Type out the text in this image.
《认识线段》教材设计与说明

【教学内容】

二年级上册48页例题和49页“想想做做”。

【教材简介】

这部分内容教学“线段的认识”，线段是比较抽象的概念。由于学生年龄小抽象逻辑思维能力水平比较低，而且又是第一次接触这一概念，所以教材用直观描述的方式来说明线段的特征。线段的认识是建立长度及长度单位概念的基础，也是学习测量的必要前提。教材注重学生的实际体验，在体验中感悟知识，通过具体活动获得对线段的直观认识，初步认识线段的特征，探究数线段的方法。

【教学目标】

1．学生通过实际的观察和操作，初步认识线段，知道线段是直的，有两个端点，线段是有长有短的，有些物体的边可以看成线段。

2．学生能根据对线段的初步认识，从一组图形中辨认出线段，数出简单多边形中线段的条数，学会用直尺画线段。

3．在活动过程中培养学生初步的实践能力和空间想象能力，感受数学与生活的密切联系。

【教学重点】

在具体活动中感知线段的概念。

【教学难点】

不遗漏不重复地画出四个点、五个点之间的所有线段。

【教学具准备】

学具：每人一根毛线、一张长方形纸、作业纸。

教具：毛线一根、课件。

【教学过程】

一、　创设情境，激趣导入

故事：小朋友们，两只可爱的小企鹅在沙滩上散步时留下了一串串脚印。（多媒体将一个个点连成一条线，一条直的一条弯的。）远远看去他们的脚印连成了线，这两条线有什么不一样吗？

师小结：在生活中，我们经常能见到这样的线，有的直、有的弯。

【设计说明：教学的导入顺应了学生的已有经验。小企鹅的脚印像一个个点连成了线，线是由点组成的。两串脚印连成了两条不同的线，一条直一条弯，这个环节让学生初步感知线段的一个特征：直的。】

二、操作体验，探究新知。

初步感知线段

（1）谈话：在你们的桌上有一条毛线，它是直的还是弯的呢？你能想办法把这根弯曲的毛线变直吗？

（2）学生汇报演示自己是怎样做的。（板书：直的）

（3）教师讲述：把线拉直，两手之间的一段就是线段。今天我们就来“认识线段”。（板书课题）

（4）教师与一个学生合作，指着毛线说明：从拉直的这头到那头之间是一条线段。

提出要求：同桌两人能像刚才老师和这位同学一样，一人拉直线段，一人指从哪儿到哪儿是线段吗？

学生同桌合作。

+ + + + + + +

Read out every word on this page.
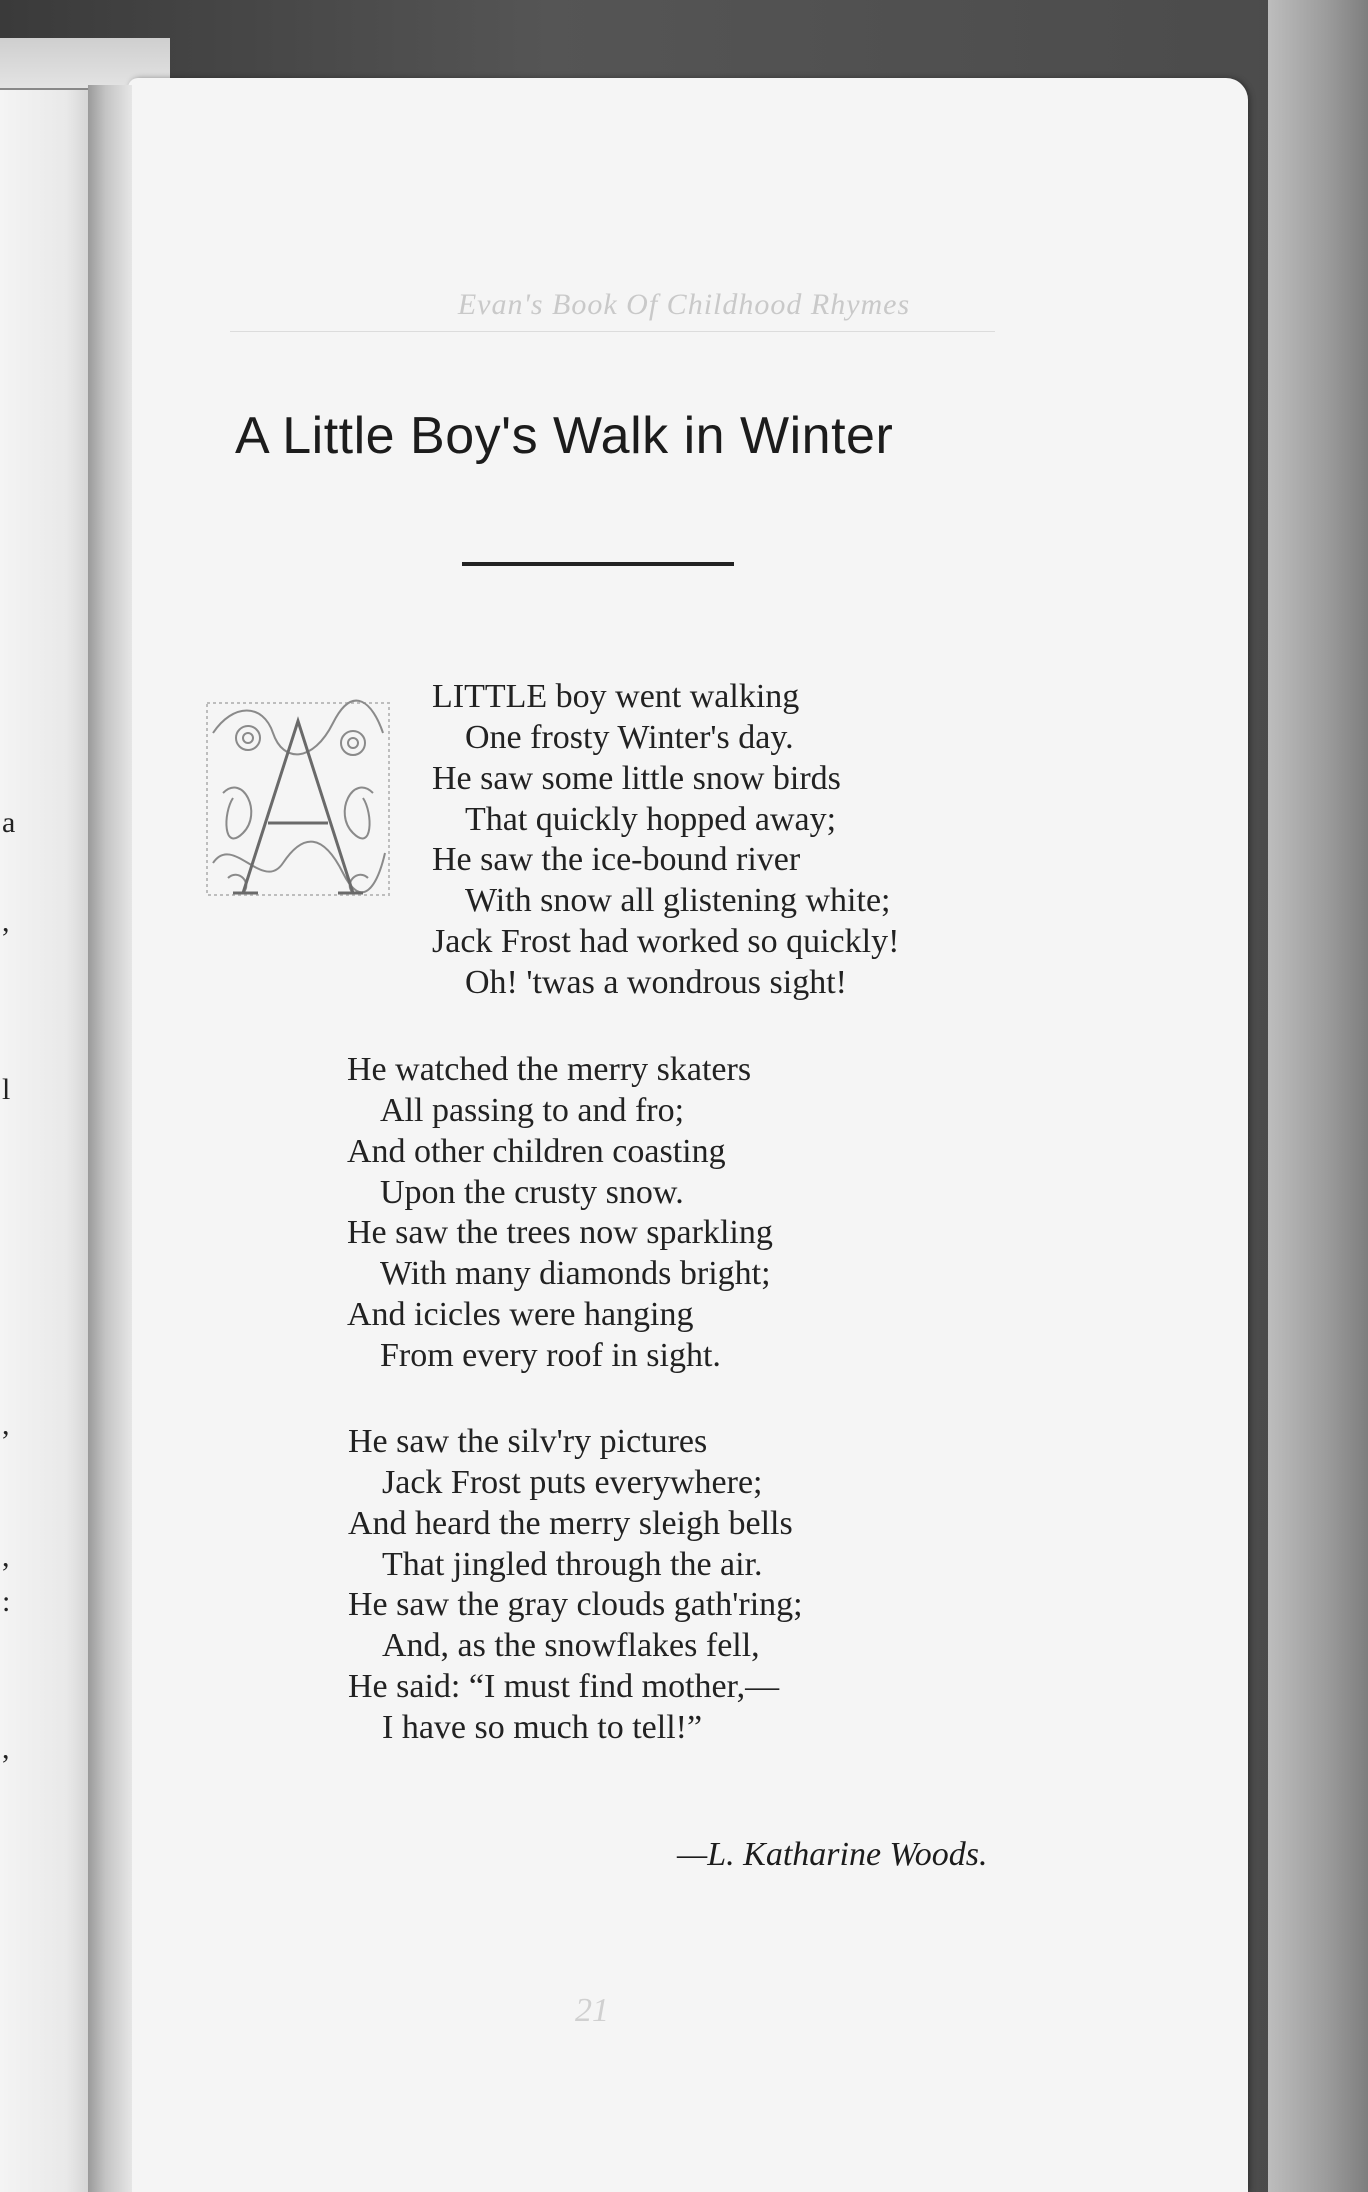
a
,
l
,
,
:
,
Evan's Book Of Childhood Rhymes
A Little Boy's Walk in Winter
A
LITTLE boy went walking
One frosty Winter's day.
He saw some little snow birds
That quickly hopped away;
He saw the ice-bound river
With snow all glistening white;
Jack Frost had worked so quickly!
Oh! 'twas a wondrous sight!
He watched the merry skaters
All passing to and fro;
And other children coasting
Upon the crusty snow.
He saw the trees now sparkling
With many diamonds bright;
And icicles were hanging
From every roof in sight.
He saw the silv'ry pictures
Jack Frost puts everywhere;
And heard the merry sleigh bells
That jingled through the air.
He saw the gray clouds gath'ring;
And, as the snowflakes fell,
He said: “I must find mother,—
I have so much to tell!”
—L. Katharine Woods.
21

+ + + + + + +

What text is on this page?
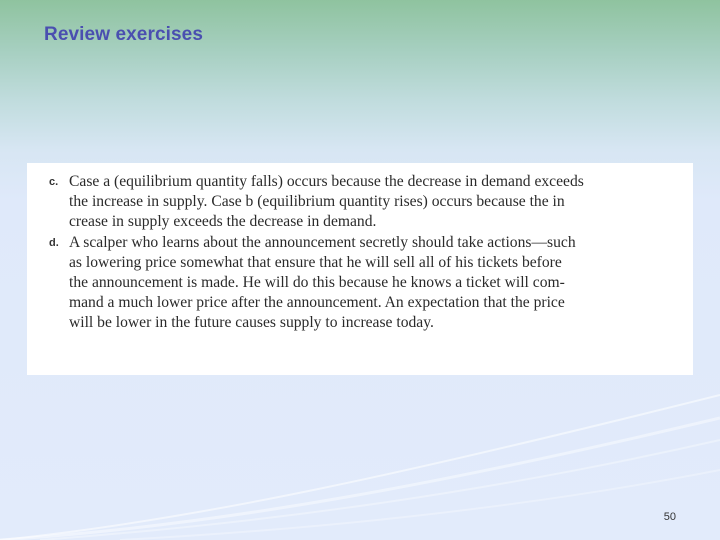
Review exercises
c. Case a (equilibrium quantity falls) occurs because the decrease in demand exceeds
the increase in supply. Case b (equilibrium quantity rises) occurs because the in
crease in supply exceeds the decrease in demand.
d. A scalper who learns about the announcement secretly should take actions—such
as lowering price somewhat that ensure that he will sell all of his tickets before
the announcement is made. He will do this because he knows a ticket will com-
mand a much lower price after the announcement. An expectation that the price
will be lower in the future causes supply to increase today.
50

+ + + + + + +

## Directions
Go through the listing above and locate each line that holds the word "equilibrium". Copy those lines.

## The response
c. Case a (equilibrium quantity falls) occurs because the decrease in demand exceeds
the increase in supply. Case b (equilibrium quantity rises) occurs because the in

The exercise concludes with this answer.